Records from a data source:
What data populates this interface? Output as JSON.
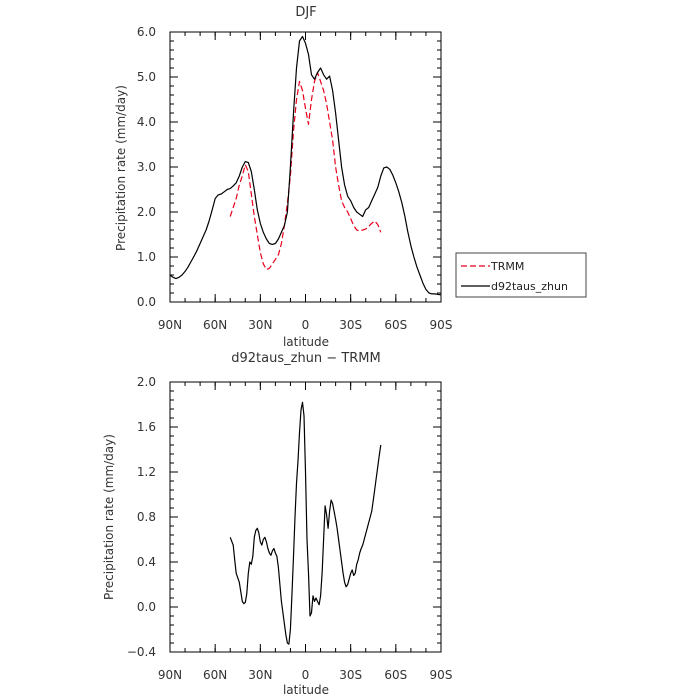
{
  "chart_data": [
    {
      "type": "line",
      "title": "DJF",
      "xlabel": "latitude",
      "ylabel": "Precipitation rate (mm/day)",
      "xlim": [
        90,
        -90
      ],
      "ylim": [
        0.0,
        6.0
      ],
      "x_ticks": [
        90,
        60,
        30,
        0,
        -30,
        -60,
        -90
      ],
      "x_tick_labels": [
        "90N",
        "60N",
        "30N",
        "0",
        "30S",
        "60S",
        "90S"
      ],
      "y_ticks": [
        0.0,
        1.0,
        2.0,
        3.0,
        4.0,
        5.0,
        6.0
      ],
      "y_tick_labels": [
        "0.0",
        "1.0",
        "2.0",
        "3.0",
        "4.0",
        "5.0",
        "6.0"
      ],
      "legend_position": "outside-right",
      "series": [
        {
          "name": "TRMM",
          "color": "#e8001c",
          "dash": true,
          "x": [
            50,
            48,
            46,
            44,
            42,
            40,
            38,
            36,
            34,
            32,
            30,
            28,
            26,
            24,
            22,
            20,
            18,
            16,
            14,
            12,
            10,
            8,
            6,
            4,
            2,
            0,
            -2,
            -4,
            -6,
            -8,
            -10,
            -12,
            -14,
            -16,
            -18,
            -20,
            -22,
            -24,
            -26,
            -28,
            -30,
            -32,
            -34,
            -36,
            -38,
            -40,
            -42,
            -44,
            -46,
            -48,
            -50
          ],
          "y": [
            1.9,
            2.1,
            2.3,
            2.6,
            2.8,
            3.05,
            2.9,
            2.4,
            1.9,
            1.5,
            1.1,
            0.85,
            0.72,
            0.75,
            0.85,
            0.95,
            1.05,
            1.3,
            1.7,
            2.2,
            2.8,
            3.8,
            4.5,
            4.9,
            4.7,
            4.3,
            3.95,
            4.5,
            4.9,
            5.1,
            4.9,
            4.7,
            4.4,
            4.0,
            3.6,
            3.0,
            2.6,
            2.25,
            2.1,
            2.0,
            1.85,
            1.7,
            1.6,
            1.58,
            1.6,
            1.62,
            1.68,
            1.75,
            1.8,
            1.72,
            1.55
          ]
        },
        {
          "name": "d92taus_zhun",
          "color": "#000000",
          "dash": false,
          "x": [
            90,
            88,
            86,
            84,
            82,
            80,
            78,
            76,
            74,
            72,
            70,
            68,
            66,
            64,
            62,
            60,
            58,
            56,
            54,
            52,
            50,
            48,
            46,
            44,
            42,
            40,
            38,
            36,
            34,
            32,
            30,
            28,
            26,
            24,
            22,
            20,
            18,
            16,
            14,
            12,
            10,
            8,
            6,
            4,
            2,
            0,
            -2,
            -4,
            -6,
            -8,
            -10,
            -12,
            -14,
            -16,
            -18,
            -20,
            -22,
            -24,
            -26,
            -28,
            -30,
            -32,
            -34,
            -36,
            -38,
            -40,
            -42,
            -44,
            -46,
            -48,
            -50,
            -52,
            -54,
            -56,
            -58,
            -60,
            -62,
            -64,
            -66,
            -68,
            -70,
            -72,
            -74,
            -76,
            -78,
            -80,
            -82,
            -84,
            -86,
            -88,
            -90
          ],
          "y": [
            0.6,
            0.55,
            0.52,
            0.55,
            0.6,
            0.68,
            0.78,
            0.9,
            1.02,
            1.15,
            1.3,
            1.45,
            1.6,
            1.8,
            2.05,
            2.3,
            2.38,
            2.4,
            2.45,
            2.5,
            2.52,
            2.58,
            2.65,
            2.8,
            3.0,
            3.12,
            3.1,
            2.9,
            2.5,
            2.05,
            1.75,
            1.55,
            1.4,
            1.3,
            1.28,
            1.3,
            1.4,
            1.55,
            1.7,
            2.0,
            3.0,
            4.2,
            5.2,
            5.8,
            5.9,
            5.75,
            5.5,
            5.05,
            4.95,
            5.1,
            5.2,
            5.05,
            4.95,
            5.02,
            4.7,
            4.2,
            3.6,
            3.0,
            2.6,
            2.35,
            2.25,
            2.1,
            2.0,
            1.95,
            1.9,
            2.05,
            2.1,
            2.25,
            2.4,
            2.55,
            2.8,
            2.98,
            3.0,
            2.95,
            2.82,
            2.65,
            2.45,
            2.2,
            1.9,
            1.55,
            1.25,
            1.0,
            0.78,
            0.6,
            0.42,
            0.28,
            0.2,
            0.18,
            0.18,
            0.17,
            0.16
          ]
        }
      ]
    },
    {
      "type": "line",
      "title": "d92taus_zhun − TRMM",
      "xlabel": "latitude",
      "ylabel": "Precipitation rate (mm/day)",
      "xlim": [
        90,
        -90
      ],
      "ylim": [
        -0.4,
        2.0
      ],
      "x_ticks": [
        90,
        60,
        30,
        0,
        -30,
        -60,
        -90
      ],
      "x_tick_labels": [
        "90N",
        "60N",
        "30N",
        "0",
        "30S",
        "60S",
        "90S"
      ],
      "y_ticks": [
        -0.4,
        0.0,
        0.4,
        0.8,
        1.2,
        1.6,
        2.0
      ],
      "y_tick_labels": [
        "−0.4",
        "0.0",
        "0.4",
        "0.8",
        "1.2",
        "1.6",
        "2.0"
      ],
      "series": [
        {
          "color": "#000000",
          "dash": false,
          "x": [
            50,
            48,
            47,
            46,
            44,
            42,
            41,
            40,
            39,
            38,
            37,
            36,
            35,
            34,
            33,
            32,
            31,
            30,
            29,
            28,
            27,
            26,
            25,
            24,
            23,
            22,
            21,
            20,
            19,
            18,
            17,
            16,
            15,
            14,
            13,
            12,
            11,
            10,
            9,
            8,
            7,
            6,
            5,
            4,
            3,
            2,
            1,
            0,
            -1,
            -2,
            -3,
            -4,
            -5,
            -6,
            -7,
            -8,
            -9,
            -10,
            -11,
            -12,
            -13,
            -14,
            -15,
            -16,
            -17,
            -18,
            -19,
            -20,
            -21,
            -22,
            -23,
            -24,
            -25,
            -26,
            -27,
            -28,
            -29,
            -30,
            -31,
            -32,
            -33,
            -34,
            -35,
            -36,
            -37,
            -38,
            -39,
            -40,
            -41,
            -42,
            -43,
            -44,
            -45,
            -46,
            -47,
            -48,
            -49,
            -50
          ],
          "y": [
            0.62,
            0.55,
            0.42,
            0.3,
            0.22,
            0.05,
            0.03,
            0.04,
            0.12,
            0.3,
            0.4,
            0.38,
            0.45,
            0.62,
            0.68,
            0.7,
            0.66,
            0.58,
            0.55,
            0.6,
            0.62,
            0.58,
            0.52,
            0.48,
            0.46,
            0.5,
            0.52,
            0.48,
            0.45,
            0.35,
            0.2,
            0.05,
            -0.05,
            -0.15,
            -0.25,
            -0.32,
            -0.33,
            -0.2,
            0.1,
            0.45,
            0.8,
            1.1,
            1.3,
            1.55,
            1.75,
            1.82,
            1.7,
            1.2,
            0.6,
            0.3,
            -0.08,
            -0.05,
            0.1,
            0.05,
            0.08,
            0.05,
            0.02,
            0.1,
            0.3,
            0.6,
            0.9,
            0.82,
            0.7,
            0.85,
            0.95,
            0.92,
            0.85,
            0.78,
            0.7,
            0.6,
            0.5,
            0.4,
            0.3,
            0.22,
            0.18,
            0.2,
            0.25,
            0.3,
            0.33,
            0.28,
            0.3,
            0.38,
            0.42,
            0.48,
            0.52,
            0.55,
            0.6,
            0.65,
            0.7,
            0.75,
            0.8,
            0.85,
            0.95,
            1.05,
            1.15,
            1.25,
            1.35,
            1.44
          ]
        }
      ]
    }
  ]
}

Task details: Without the pictures, copy the material exactly as given.

Problem solution:
What data populates this interface? Output as JSON.
{
  "chart_data": [
    {
      "type": "line",
      "title": "DJF",
      "xlabel": "latitude",
      "ylabel": "Precipitation rate (mm/day)",
      "xlim": [
        90,
        -90
      ],
      "ylim": [
        0.0,
        6.0
      ],
      "x_ticks": [
        90,
        60,
        30,
        0,
        -30,
        -60,
        -90
      ],
      "x_tick_labels": [
        "90N",
        "60N",
        "30N",
        "0",
        "30S",
        "60S",
        "90S"
      ],
      "y_ticks": [
        0.0,
        1.0,
        2.0,
        3.0,
        4.0,
        5.0,
        6.0
      ],
      "y_tick_labels": [
        "0.0",
        "1.0",
        "2.0",
        "3.0",
        "4.0",
        "5.0",
        "6.0"
      ],
      "legend_position": "outside-right",
      "series": [
        {
          "name": "TRMM",
          "color": "#e8001c",
          "dash": true,
          "x": [
            50,
            48,
            46,
            44,
            42,
            40,
            38,
            36,
            34,
            32,
            30,
            28,
            26,
            24,
            22,
            20,
            18,
            16,
            14,
            12,
            10,
            8,
            6,
            4,
            2,
            0,
            -2,
            -4,
            -6,
            -8,
            -10,
            -12,
            -14,
            -16,
            -18,
            -20,
            -22,
            -24,
            -26,
            -28,
            -30,
            -32,
            -34,
            -36,
            -38,
            -40,
            -42,
            -44,
            -46,
            -48,
            -50
          ],
          "y": [
            1.9,
            2.1,
            2.3,
            2.6,
            2.8,
            3.05,
            2.9,
            2.4,
            1.9,
            1.5,
            1.1,
            0.85,
            0.72,
            0.75,
            0.85,
            0.95,
            1.05,
            1.3,
            1.7,
            2.2,
            2.8,
            3.8,
            4.5,
            4.9,
            4.7,
            4.3,
            3.95,
            4.5,
            4.9,
            5.1,
            4.9,
            4.7,
            4.4,
            4.0,
            3.6,
            3.0,
            2.6,
            2.25,
            2.1,
            2.0,
            1.85,
            1.7,
            1.6,
            1.58,
            1.6,
            1.62,
            1.68,
            1.75,
            1.8,
            1.72,
            1.55
          ]
        },
        {
          "name": "d92taus_zhun",
          "color": "#000000",
          "dash": false,
          "x": [
            90,
            88,
            86,
            84,
            82,
            80,
            78,
            76,
            74,
            72,
            70,
            68,
            66,
            64,
            62,
            60,
            58,
            56,
            54,
            52,
            50,
            48,
            46,
            44,
            42,
            40,
            38,
            36,
            34,
            32,
            30,
            28,
            26,
            24,
            22,
            20,
            18,
            16,
            14,
            12,
            10,
            8,
            6,
            4,
            2,
            0,
            -2,
            -4,
            -6,
            -8,
            -10,
            -12,
            -14,
            -16,
            -18,
            -20,
            -22,
            -24,
            -26,
            -28,
            -30,
            -32,
            -34,
            -36,
            -38,
            -40,
            -42,
            -44,
            -46,
            -48,
            -50,
            -52,
            -54,
            -56,
            -58,
            -60,
            -62,
            -64,
            -66,
            -68,
            -70,
            -72,
            -74,
            -76,
            -78,
            -80,
            -82,
            -84,
            -86,
            -88,
            -90
          ],
          "y": [
            0.6,
            0.55,
            0.52,
            0.55,
            0.6,
            0.68,
            0.78,
            0.9,
            1.02,
            1.15,
            1.3,
            1.45,
            1.6,
            1.8,
            2.05,
            2.3,
            2.38,
            2.4,
            2.45,
            2.5,
            2.52,
            2.58,
            2.65,
            2.8,
            3.0,
            3.12,
            3.1,
            2.9,
            2.5,
            2.05,
            1.75,
            1.55,
            1.4,
            1.3,
            1.28,
            1.3,
            1.4,
            1.55,
            1.7,
            2.0,
            3.0,
            4.2,
            5.2,
            5.8,
            5.9,
            5.75,
            5.5,
            5.05,
            4.95,
            5.1,
            5.2,
            5.05,
            4.95,
            5.02,
            4.7,
            4.2,
            3.6,
            3.0,
            2.6,
            2.35,
            2.25,
            2.1,
            2.0,
            1.95,
            1.9,
            2.05,
            2.1,
            2.25,
            2.4,
            2.55,
            2.8,
            2.98,
            3.0,
            2.95,
            2.82,
            2.65,
            2.45,
            2.2,
            1.9,
            1.55,
            1.25,
            1.0,
            0.78,
            0.6,
            0.42,
            0.28,
            0.2,
            0.18,
            0.18,
            0.17,
            0.16
          ]
        }
      ]
    },
    {
      "type": "line",
      "title": "d92taus_zhun − TRMM",
      "xlabel": "latitude",
      "ylabel": "Precipitation rate (mm/day)",
      "xlim": [
        90,
        -90
      ],
      "ylim": [
        -0.4,
        2.0
      ],
      "x_ticks": [
        90,
        60,
        30,
        0,
        -30,
        -60,
        -90
      ],
      "x_tick_labels": [
        "90N",
        "60N",
        "30N",
        "0",
        "30S",
        "60S",
        "90S"
      ],
      "y_ticks": [
        -0.4,
        0.0,
        0.4,
        0.8,
        1.2,
        1.6,
        2.0
      ],
      "y_tick_labels": [
        "−0.4",
        "0.0",
        "0.4",
        "0.8",
        "1.2",
        "1.6",
        "2.0"
      ],
      "series": [
        {
          "color": "#000000",
          "dash": false,
          "x": [
            50,
            48,
            47,
            46,
            44,
            42,
            41,
            40,
            39,
            38,
            37,
            36,
            35,
            34,
            33,
            32,
            31,
            30,
            29,
            28,
            27,
            26,
            25,
            24,
            23,
            22,
            21,
            20,
            19,
            18,
            17,
            16,
            15,
            14,
            13,
            12,
            11,
            10,
            9,
            8,
            7,
            6,
            5,
            4,
            3,
            2,
            1,
            0,
            -1,
            -2,
            -3,
            -4,
            -5,
            -6,
            -7,
            -8,
            -9,
            -10,
            -11,
            -12,
            -13,
            -14,
            -15,
            -16,
            -17,
            -18,
            -19,
            -20,
            -21,
            -22,
            -23,
            -24,
            -25,
            -26,
            -27,
            -28,
            -29,
            -30,
            -31,
            -32,
            -33,
            -34,
            -35,
            -36,
            -37,
            -38,
            -39,
            -40,
            -41,
            -42,
            -43,
            -44,
            -45,
            -46,
            -47,
            -48,
            -49,
            -50
          ],
          "y": [
            0.62,
            0.55,
            0.42,
            0.3,
            0.22,
            0.05,
            0.03,
            0.04,
            0.12,
            0.3,
            0.4,
            0.38,
            0.45,
            0.62,
            0.68,
            0.7,
            0.66,
            0.58,
            0.55,
            0.6,
            0.62,
            0.58,
            0.52,
            0.48,
            0.46,
            0.5,
            0.52,
            0.48,
            0.45,
            0.35,
            0.2,
            0.05,
            -0.05,
            -0.15,
            -0.25,
            -0.32,
            -0.33,
            -0.2,
            0.1,
            0.45,
            0.8,
            1.1,
            1.3,
            1.55,
            1.75,
            1.82,
            1.7,
            1.2,
            0.6,
            0.3,
            -0.08,
            -0.05,
            0.1,
            0.05,
            0.08,
            0.05,
            0.02,
            0.1,
            0.3,
            0.6,
            0.9,
            0.82,
            0.7,
            0.85,
            0.95,
            0.92,
            0.85,
            0.78,
            0.7,
            0.6,
            0.5,
            0.4,
            0.3,
            0.22,
            0.18,
            0.2,
            0.25,
            0.3,
            0.33,
            0.28,
            0.3,
            0.38,
            0.42,
            0.48,
            0.52,
            0.55,
            0.6,
            0.65,
            0.7,
            0.75,
            0.8,
            0.85,
            0.95,
            1.05,
            1.15,
            1.25,
            1.35,
            1.44
          ]
        }
      ]
    }
  ]
}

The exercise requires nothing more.